- Set problem -
In the entries below, count every line with the word "number". Return only the count.

- Data records -
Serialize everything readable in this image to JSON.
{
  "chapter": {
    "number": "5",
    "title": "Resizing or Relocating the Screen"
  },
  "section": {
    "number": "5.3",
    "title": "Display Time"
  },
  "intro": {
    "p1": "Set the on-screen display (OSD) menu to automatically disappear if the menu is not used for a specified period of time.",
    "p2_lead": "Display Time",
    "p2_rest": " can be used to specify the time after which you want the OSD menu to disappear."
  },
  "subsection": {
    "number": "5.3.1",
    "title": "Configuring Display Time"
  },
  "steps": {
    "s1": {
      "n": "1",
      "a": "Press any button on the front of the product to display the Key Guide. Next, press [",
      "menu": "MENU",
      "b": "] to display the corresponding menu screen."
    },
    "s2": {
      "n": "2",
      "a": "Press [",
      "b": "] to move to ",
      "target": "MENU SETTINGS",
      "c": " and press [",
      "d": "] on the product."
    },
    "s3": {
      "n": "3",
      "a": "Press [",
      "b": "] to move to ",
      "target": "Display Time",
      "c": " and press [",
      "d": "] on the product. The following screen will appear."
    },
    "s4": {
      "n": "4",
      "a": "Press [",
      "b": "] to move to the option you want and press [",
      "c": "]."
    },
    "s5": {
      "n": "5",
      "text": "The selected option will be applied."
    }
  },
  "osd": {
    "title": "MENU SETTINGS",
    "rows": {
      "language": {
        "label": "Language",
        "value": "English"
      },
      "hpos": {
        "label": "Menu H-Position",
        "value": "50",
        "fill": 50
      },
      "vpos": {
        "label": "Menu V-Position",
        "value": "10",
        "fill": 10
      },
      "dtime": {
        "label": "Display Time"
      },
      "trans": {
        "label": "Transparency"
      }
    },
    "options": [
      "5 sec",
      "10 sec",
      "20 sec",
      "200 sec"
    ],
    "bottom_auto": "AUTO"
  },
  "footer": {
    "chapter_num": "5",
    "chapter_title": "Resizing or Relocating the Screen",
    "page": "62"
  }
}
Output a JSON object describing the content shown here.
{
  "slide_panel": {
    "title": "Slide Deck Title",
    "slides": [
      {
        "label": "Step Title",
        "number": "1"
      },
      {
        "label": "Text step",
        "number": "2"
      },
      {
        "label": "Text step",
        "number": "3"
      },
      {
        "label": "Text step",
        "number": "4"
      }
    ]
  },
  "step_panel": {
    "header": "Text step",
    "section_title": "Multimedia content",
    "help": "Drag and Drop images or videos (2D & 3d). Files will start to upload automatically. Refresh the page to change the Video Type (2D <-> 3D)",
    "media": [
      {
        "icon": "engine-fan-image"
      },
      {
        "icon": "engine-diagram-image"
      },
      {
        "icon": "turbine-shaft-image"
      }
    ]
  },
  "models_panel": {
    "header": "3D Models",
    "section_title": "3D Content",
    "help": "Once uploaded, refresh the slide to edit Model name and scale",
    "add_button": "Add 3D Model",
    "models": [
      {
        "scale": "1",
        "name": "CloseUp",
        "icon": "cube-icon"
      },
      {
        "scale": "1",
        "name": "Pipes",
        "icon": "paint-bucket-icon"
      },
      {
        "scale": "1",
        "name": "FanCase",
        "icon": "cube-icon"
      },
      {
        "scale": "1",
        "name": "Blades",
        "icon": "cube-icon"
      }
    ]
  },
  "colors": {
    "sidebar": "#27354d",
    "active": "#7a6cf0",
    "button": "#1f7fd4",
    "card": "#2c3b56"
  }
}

- Answer to this exercise -
7